## begin Given data
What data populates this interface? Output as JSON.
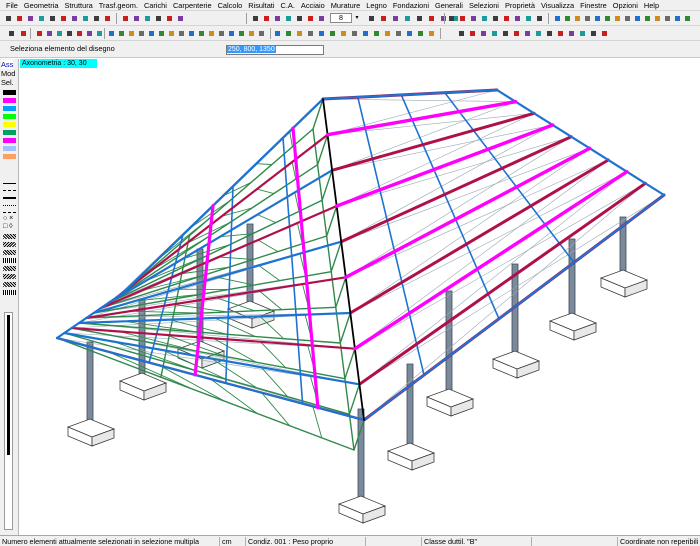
{
  "menubar": {
    "items": [
      "File",
      "Geometria",
      "Struttura",
      "Trasf.geom.",
      "Carichi",
      "Carpenterie",
      "Calcolo",
      "Risultati",
      "C.A.",
      "Acciaio",
      "Murature",
      "Legno",
      "Fondazioni",
      "Generali",
      "Selezioni",
      "Proprietà",
      "Visualizza",
      "Finestre",
      "Opzioni",
      "Help"
    ]
  },
  "toolbar1": {
    "counter_value": "8",
    "counter_dropdown_icon": "chevron-down-icon"
  },
  "command_line": {
    "prompt": "Seleziona  elemento del disegno",
    "input_value": "250, 800, 1350"
  },
  "view": {
    "label": "Axonometria :   30, 30"
  },
  "left_panel": {
    "modes": [
      "Ass",
      "Mod",
      "Sel."
    ],
    "colors": [
      "#000000",
      "#ff00ff",
      "#00a0ff",
      "#00ff00",
      "#ffff00",
      "#00a060",
      "#ff00ff",
      "#a0c0ff",
      "#ffa060"
    ]
  },
  "structure_colors": {
    "roof_purlins": "#1e73d0",
    "trusses": "#2f8a4a",
    "rafters": "#ff00ff",
    "main_beams": "#b0104a",
    "bracing": "#9aa8b8",
    "columns": "#7a8a9a",
    "ridge_beam": "#000000"
  },
  "statusbar": {
    "message": "Numero elementi attualmente selezionati in selezione multipla",
    "units": "cm",
    "load_condition": "Condiz. 001 : Peso proprio",
    "class": "Classe duttil. \"B\"",
    "coordinates": "Coordinate non reperibili"
  }
}
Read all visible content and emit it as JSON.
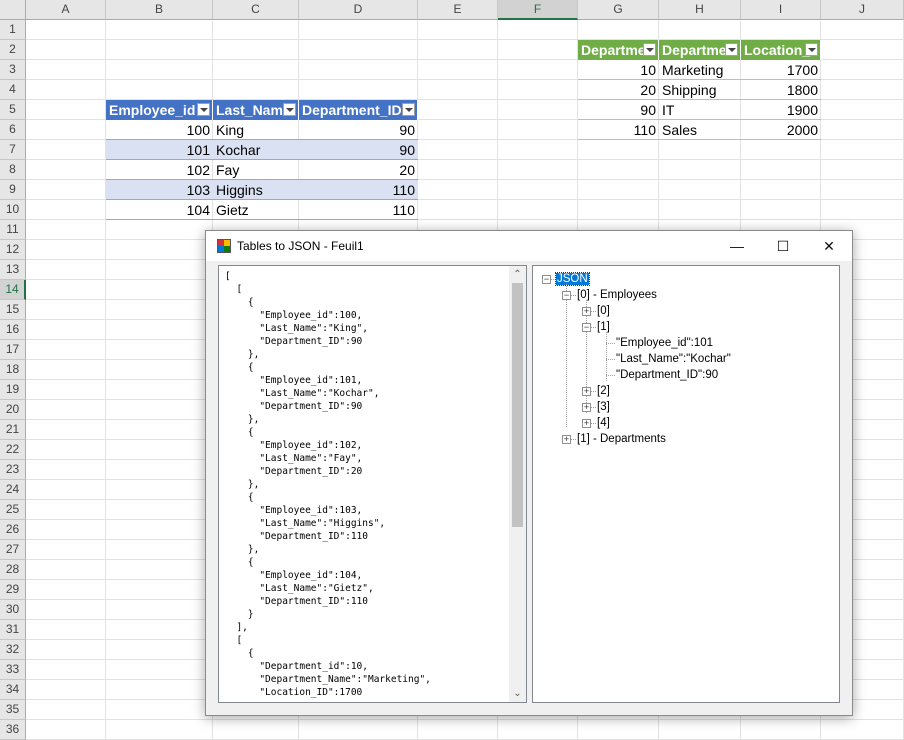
## end Given data
Exercise —
Provide only the count of lines in the material above that hold the word "JSON".

Full response —
2